Repeat the listing in full, exactly as it stands.

* START Material to process *

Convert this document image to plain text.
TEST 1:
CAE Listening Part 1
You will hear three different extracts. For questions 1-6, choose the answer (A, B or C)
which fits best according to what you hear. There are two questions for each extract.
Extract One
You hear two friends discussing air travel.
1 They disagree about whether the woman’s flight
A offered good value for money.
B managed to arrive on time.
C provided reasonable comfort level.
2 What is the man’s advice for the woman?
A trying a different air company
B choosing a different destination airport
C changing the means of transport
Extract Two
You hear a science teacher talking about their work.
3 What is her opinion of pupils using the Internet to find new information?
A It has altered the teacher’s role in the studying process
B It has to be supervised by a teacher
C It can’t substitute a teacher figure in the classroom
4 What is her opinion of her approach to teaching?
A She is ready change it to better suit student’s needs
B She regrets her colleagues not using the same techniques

* END Material to process *

Task answer:
Convert this document image to plain text.
TEST 1:
CAE Listening Part 1
You will hear three different extracts. For questions 1-6, choose the answer (A, B or C)
which fits best according to what you hear. There are two questions for each extract.
Extract One
You hear two friends discussing air travel.
1 They disagree about whether the woman’s flight
A offered good value for money.
B managed to arrive on time.
C provided reasonable comfort level.
2 What is the man’s advice for the woman?
A trying a different air company
B choosing a different destination airport
C changing the means of transport
Extract Two
You hear a science teacher talking about their work.
3 What is her opinion of pupils using the Internet to find new information?
A It has altered the teacher’s role in the studying process
B It has to be supervised by a teacher
C It can’t substitute a teacher figure in the classroom
4 What is her opinion of her approach to teaching?
A She is ready change it to better suit student’s needs
B She regrets her colleagues not using the same techniques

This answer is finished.